───── Document segment ─────

Science is the study of how the natural world works. Technology is the application of science to solve problems and to do useful things. However, the everyday world makes no crisp distinction between science and science-based technology, seeing science as both the investigation of the natural world and the development of technology, with the latter aspect being considered far more important. Such an undifferentiated understanding does a disservice both to basic and to applied science.
Everything that happens in the physical world must comply with the scientific principles that govern the world. Therefore, the more we know about these physical principles, the more useful technology we can create, and the more practical problems we can solve. Applied science is nourished by basic science. If this nourishment were to stop, applied science would become a shadow of its former strength. Basic science is driven by pure curiosity. Most modern technological advances that have proved to be economically important sprang from curiosity-driven research. For example, computing is based on abstract mathematical principles. In 1847, George Boole (1815-1864), the first professor of mathematics at University College Cork, built a bridge between mathematics and formal logic through a new form of algebra, known today as Boolean algebra. Boolean algebra now underlies all programming of digital computers, but Boole had no idea of this future use of his invention when he quietly developed it in Cork.
There are many other examples. For example, genetic engineering and modern biotechnology all flow from the curiosity-driven discovery of the structure of DNA in 1953 by Francis Crick and James Watson.

─────

== Aim of the exercise ==
Answer these questions from the passage on basic and applied science:
(a) How does it define technology?
(b) Through what did George Boole build a bridge between mathematics and formal logic?
(c) Who discovered the structure of DNA, and in what year?

───── Source material ─────

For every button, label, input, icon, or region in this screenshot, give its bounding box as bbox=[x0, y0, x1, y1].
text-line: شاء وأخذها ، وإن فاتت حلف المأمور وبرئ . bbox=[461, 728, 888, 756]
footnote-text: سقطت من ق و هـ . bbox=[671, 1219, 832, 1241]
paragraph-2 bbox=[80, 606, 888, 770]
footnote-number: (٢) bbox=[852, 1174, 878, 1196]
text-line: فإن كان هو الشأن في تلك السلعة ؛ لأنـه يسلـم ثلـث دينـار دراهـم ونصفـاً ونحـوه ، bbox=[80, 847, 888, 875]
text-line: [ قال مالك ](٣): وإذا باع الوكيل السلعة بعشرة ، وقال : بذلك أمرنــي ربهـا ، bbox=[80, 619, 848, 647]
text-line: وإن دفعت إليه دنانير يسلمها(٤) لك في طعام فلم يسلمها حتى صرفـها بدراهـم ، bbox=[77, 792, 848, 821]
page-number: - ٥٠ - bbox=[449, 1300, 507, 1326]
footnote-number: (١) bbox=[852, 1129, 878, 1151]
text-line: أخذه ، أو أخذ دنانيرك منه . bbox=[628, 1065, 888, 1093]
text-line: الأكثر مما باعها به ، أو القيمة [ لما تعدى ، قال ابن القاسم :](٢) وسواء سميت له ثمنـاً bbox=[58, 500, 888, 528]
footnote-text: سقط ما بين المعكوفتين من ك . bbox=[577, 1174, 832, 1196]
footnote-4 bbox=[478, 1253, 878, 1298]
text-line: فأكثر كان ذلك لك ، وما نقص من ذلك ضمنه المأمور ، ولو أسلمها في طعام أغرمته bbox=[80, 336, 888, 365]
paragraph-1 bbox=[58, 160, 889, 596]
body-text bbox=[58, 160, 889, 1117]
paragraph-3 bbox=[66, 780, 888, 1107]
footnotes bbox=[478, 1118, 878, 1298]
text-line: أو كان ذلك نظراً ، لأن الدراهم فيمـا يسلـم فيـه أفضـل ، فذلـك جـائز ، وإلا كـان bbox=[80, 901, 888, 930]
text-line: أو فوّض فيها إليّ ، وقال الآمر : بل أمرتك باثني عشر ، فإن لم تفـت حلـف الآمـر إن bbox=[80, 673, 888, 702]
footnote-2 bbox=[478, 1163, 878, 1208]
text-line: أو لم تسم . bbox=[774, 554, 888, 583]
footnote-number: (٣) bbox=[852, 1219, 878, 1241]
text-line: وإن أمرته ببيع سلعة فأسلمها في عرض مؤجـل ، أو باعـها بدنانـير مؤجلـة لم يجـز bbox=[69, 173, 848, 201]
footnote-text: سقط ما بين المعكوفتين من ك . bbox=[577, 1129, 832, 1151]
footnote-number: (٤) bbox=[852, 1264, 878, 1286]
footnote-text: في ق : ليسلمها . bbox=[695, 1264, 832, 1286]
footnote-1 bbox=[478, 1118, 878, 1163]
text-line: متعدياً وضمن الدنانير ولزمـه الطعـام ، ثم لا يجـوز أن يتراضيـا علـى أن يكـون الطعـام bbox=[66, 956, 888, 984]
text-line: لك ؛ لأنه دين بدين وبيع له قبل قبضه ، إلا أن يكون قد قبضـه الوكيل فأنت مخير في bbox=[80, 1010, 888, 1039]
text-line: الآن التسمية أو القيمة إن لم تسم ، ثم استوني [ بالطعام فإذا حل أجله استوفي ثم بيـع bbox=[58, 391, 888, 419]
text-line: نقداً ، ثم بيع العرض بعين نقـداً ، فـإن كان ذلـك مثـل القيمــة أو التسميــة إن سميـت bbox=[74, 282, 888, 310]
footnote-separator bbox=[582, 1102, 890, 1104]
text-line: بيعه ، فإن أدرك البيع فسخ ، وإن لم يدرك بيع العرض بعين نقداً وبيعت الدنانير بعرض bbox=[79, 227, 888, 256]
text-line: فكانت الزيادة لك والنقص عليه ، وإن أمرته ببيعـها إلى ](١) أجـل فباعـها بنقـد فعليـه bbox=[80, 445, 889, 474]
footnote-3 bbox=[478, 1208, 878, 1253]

─────

== Response to this task ==
(a) The application of science to solve problems and to do useful things.
(b) A new form of algebra, known today as Boolean algebra.
(c) Francis Crick and James Watson, in 1953.